EXERCISE BRIEF:
Return all of the lines below exactly as they are.

EXTRACTED DATA:

━━━━━━━━━━━━━━━━━━━━━━━━━━━━━━

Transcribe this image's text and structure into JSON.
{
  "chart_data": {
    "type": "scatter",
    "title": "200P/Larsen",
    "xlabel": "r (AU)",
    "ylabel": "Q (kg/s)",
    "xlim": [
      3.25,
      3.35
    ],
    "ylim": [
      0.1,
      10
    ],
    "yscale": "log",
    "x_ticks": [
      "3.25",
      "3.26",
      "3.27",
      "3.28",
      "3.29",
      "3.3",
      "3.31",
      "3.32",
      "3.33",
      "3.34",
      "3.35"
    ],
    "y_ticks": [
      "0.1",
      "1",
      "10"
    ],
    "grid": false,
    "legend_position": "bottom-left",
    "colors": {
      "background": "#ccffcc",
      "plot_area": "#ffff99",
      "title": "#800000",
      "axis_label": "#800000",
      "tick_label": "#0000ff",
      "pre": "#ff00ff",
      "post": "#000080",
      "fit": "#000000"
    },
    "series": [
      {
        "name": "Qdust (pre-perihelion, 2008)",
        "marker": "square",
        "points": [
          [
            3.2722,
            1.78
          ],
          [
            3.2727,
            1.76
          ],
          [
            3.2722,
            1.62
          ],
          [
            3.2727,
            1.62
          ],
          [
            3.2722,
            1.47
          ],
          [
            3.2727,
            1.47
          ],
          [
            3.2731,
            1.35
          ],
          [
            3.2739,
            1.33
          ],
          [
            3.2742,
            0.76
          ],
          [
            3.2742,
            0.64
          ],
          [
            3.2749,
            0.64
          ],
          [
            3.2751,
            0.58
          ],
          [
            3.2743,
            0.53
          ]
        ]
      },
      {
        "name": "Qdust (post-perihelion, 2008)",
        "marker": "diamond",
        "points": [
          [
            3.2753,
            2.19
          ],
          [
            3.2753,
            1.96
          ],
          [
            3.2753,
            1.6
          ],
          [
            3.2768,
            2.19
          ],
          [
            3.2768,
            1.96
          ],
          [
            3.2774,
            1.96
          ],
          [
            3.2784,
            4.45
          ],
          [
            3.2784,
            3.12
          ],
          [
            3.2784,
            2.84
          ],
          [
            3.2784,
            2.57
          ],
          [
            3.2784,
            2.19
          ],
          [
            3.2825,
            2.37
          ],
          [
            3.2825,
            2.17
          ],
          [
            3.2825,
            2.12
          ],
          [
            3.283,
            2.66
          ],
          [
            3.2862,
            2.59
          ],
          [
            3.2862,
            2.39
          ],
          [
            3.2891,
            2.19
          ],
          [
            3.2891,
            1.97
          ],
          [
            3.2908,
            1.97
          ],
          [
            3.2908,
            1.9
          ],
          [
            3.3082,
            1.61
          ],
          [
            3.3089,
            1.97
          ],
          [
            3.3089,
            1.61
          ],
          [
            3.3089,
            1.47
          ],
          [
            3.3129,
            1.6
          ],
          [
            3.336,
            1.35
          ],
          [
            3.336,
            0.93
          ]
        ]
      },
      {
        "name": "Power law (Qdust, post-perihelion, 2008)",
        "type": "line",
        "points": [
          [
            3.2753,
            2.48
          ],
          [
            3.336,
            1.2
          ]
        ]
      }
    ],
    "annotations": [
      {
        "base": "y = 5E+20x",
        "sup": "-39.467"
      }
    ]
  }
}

━━━━━━━━━━━━━━━━━━━━━━━━━━━━━━

EXERCISE SOLUTION:
Transcribe this image's text and structure into JSON.
{
  "chart_data": {
    "type": "scatter",
    "title": "200P/Larsen",
    "xlabel": "r (AU)",
    "ylabel": "Q (kg/s)",
    "xlim": [
      3.25,
      3.35
    ],
    "ylim": [
      0.1,
      10
    ],
    "yscale": "log",
    "x_ticks": [
      "3.25",
      "3.26",
      "3.27",
      "3.28",
      "3.29",
      "3.3",
      "3.31",
      "3.32",
      "3.33",
      "3.34",
      "3.35"
    ],
    "y_ticks": [
      "0.1",
      "1",
      "10"
    ],
    "grid": false,
    "legend_position": "bottom-left",
    "colors": {
      "background": "#ccffcc",
      "plot_area": "#ffff99",
      "title": "#800000",
      "axis_label": "#800000",
      "tick_label": "#0000ff",
      "pre": "#ff00ff",
      "post": "#000080",
      "fit": "#000000"
    },
    "series": [
      {
        "name": "Qdust (pre-perihelion, 2008)",
        "marker": "square",
        "points": [
          [
            3.2722,
            1.78
          ],
          [
            3.2727,
            1.76
          ],
          [
            3.2722,
            1.62
          ],
          [
            3.2727,
            1.62
          ],
          [
            3.2722,
            1.47
          ],
          [
            3.2727,
            1.47
          ],
          [
            3.2731,
            1.35
          ],
          [
            3.2739,
            1.33
          ],
          [
            3.2742,
            0.76
          ],
          [
            3.2742,
            0.64
          ],
          [
            3.2749,
            0.64
          ],
          [
            3.2751,
            0.58
          ],
          [
            3.2743,
            0.53
          ]
        ]
      },
      {
        "name": "Qdust (post-perihelion, 2008)",
        "marker": "diamond",
        "points": [
          [
            3.2753,
            2.19
          ],
          [
            3.2753,
            1.96
          ],
          [
            3.2753,
            1.6
          ],
          [
            3.2768,
            2.19
          ],
          [
            3.2768,
            1.96
          ],
          [
            3.2774,
            1.96
          ],
          [
            3.2784,
            4.45
          ],
          [
            3.2784,
            3.12
          ],
          [
            3.2784,
            2.84
          ],
          [
            3.2784,
            2.57
          ],
          [
            3.2784,
            2.19
          ],
          [
            3.2825,
            2.37
          ],
          [
            3.2825,
            2.17
          ],
          [
            3.2825,
            2.12
          ],
          [
            3.283,
            2.66
          ],
          [
            3.2862,
            2.59
          ],
          [
            3.2862,
            2.39
          ],
          [
            3.2891,
            2.19
          ],
          [
            3.2891,
            1.97
          ],
          [
            3.2908,
            1.97
          ],
          [
            3.2908,
            1.9
          ],
          [
            3.3082,
            1.61
          ],
          [
            3.3089,
            1.97
          ],
          [
            3.3089,
            1.61
          ],
          [
            3.3089,
            1.47
          ],
          [
            3.3129,
            1.6
          ],
          [
            3.336,
            1.35
          ],
          [
            3.336,
            0.93
          ]
        ]
      },
      {
        "name": "Power law (Qdust, post-perihelion, 2008)",
        "type": "line",
        "points": [
          [
            3.2753,
            2.48
          ],
          [
            3.336,
            1.2
          ]
        ]
      }
    ],
    "annotations": [
      {
        "base": "y = 5E+20x",
        "sup": "-39.467"
      }
    ]
  }
}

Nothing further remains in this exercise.